Correte a vedere ‘Aragoste a Manhattan’ | Rolling Stone Italia
A chef movie

Correte a vedere ‘Aragoste a Manhattan’

‘La cocina’ (così in originale) del portentoso messicano Alonso Ruizpalacios starring Raúl Briones e Rooney Mara è un racconto dell’America oggi, una partitura jazz, un capolavoro moderno. Non avete scuse

Correte a vedere ‘Aragoste a Manhattan’

Rooney Mara e Raúl Briones in ‘Aragoste a Manhattan’ di Alonso Ruizpalacios

Foto: Teodora Film

A un certo punto arriva il climax, come dicono oggi (e lo dicono pronunciandolo “clàimax”, sic), la scena che spiega tutto, che porta via tutto. E quella scena – lo sfogo di Pedro (Raúl Briones), immigrato che fa il cuoco al falsissimo/verissimo The Grill di Manhattan – è la risposta a tutti i trumpismi di questo tempo, ai migranti ghiblizzati con l’AI sull’Instagram della Casa Bianca, allo shift dall’America dell’inclusione a quella dell’espulsione.

È il climax de La cocina (titolo italiano fuorviante: Aragoste a Manhattan, nelle sale con Teodora Film dal 5 giugno), che però a quel momento ci arriva per gradi, e senza strilli, anche se Pedro strilla fortissimo. È il climax di un cinema, quello del prodigioso messicano Alonso Ruizpalacios (Güeros, Museo – Folle rapina a Città del Messico, A Cop Movie), che procede sempre come una partitura jazz, per sincopi, depistaggi, improvvisazioni d’ensemble e grandi atti solisti.
━━━━━━━━━━━━━━━━━━━━━━━━━━━━━━
_Consegna_
Trascriva fedelmente il passo della recensione di ‘Aragoste a Manhattan’ che inizia con "A un certo punto" e termina con "a quella dell’espulsione.". Il materiale che segue non ha alcuna rilevanza ai fini della consegna.

_Materiale riportato_
━━━━━━━━━━━━━━━━━━━━━━━━━━━━━━
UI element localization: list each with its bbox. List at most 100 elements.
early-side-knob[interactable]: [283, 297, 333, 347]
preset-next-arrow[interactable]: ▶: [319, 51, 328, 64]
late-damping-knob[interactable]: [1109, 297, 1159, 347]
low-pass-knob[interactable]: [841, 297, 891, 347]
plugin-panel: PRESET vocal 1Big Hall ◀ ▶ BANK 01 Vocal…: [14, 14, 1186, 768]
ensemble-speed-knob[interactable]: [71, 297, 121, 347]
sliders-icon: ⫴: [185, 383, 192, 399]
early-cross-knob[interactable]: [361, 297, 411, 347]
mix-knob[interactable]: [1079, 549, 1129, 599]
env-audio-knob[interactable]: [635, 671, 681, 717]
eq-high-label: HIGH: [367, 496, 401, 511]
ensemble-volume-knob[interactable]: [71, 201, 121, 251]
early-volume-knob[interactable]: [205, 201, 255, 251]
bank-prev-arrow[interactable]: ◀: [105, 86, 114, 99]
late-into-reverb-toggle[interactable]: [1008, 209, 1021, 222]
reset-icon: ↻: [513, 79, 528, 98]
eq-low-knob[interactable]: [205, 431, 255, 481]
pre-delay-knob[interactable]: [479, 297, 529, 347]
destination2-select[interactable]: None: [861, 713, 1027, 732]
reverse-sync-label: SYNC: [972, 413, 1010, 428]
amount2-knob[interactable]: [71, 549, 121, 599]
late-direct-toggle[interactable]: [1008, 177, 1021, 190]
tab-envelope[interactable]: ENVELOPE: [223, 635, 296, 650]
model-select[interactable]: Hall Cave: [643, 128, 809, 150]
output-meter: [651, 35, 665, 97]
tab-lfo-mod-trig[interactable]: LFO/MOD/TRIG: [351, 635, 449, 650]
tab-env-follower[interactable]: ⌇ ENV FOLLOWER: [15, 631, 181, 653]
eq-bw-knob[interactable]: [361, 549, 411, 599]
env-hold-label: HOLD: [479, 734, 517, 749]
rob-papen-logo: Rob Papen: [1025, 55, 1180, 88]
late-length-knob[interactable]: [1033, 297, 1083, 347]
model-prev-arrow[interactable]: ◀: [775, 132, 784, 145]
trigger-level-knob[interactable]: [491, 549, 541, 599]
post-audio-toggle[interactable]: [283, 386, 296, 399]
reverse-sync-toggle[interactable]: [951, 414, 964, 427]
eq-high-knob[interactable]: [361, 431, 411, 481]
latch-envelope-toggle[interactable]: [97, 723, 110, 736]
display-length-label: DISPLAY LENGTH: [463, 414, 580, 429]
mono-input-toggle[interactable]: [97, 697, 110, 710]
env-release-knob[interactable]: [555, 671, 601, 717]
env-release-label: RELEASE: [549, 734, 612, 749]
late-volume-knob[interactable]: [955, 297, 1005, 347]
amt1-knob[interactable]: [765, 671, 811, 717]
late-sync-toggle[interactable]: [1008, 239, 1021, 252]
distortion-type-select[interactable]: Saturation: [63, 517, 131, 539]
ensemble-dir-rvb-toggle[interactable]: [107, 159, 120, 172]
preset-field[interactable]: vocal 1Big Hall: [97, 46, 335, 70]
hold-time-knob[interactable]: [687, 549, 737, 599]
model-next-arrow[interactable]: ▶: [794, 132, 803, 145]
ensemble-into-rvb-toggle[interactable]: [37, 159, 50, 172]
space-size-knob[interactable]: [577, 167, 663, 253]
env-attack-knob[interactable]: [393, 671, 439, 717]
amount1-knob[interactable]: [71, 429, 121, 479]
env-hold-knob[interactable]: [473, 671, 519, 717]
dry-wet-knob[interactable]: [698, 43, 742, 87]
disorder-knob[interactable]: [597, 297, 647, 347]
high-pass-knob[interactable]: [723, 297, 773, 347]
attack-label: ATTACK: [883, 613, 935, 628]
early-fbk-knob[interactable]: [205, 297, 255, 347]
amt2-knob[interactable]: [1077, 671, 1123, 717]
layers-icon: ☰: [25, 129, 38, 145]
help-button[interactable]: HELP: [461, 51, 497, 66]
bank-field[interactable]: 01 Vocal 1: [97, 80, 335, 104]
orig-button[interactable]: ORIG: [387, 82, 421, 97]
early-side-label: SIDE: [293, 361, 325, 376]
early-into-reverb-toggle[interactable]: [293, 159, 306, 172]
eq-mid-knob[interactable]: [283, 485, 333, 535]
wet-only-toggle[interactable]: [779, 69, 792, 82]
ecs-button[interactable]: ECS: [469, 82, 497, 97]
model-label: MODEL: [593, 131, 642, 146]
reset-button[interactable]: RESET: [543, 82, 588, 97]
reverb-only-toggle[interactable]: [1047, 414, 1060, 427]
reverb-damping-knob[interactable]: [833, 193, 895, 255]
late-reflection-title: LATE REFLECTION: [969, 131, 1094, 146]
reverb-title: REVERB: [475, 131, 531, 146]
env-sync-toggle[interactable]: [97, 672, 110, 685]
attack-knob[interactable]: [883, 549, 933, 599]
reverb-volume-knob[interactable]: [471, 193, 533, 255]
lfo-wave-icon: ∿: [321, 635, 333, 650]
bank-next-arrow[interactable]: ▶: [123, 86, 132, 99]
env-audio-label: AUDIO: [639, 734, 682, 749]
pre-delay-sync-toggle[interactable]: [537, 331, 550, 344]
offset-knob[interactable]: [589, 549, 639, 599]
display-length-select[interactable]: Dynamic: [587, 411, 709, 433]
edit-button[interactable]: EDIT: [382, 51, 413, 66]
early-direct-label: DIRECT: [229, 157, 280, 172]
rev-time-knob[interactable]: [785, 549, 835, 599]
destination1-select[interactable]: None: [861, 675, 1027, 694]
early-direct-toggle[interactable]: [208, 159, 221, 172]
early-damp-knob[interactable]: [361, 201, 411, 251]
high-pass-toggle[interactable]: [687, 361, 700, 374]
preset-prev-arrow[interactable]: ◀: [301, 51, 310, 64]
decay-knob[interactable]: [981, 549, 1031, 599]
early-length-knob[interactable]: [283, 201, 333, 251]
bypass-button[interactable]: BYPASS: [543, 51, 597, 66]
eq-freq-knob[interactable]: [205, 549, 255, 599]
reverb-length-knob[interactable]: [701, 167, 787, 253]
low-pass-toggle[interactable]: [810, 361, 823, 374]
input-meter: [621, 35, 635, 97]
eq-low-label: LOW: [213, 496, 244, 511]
━━━━━━━━━━━━━━━━━━━━━━━━━━━━━━
_Soluzione dell'esercizio_
A un certo punto arriva il climax, come dicono oggi (e lo dicono pronunciandolo “clàimax”, sic), la scena che spiega tutto, che porta via tutto. E quella scena – lo sfogo di Pedro (Raúl Briones), immigrato che fa il cuoco al falsissimo/verissimo The Grill di Manhattan – è la risposta a tutti i trumpismi di questo tempo, ai migranti ghiblizzati con l’AI sull’Instagram della Casa Bianca, allo shift dall’America dell’inclusione a quella dell’espulsione.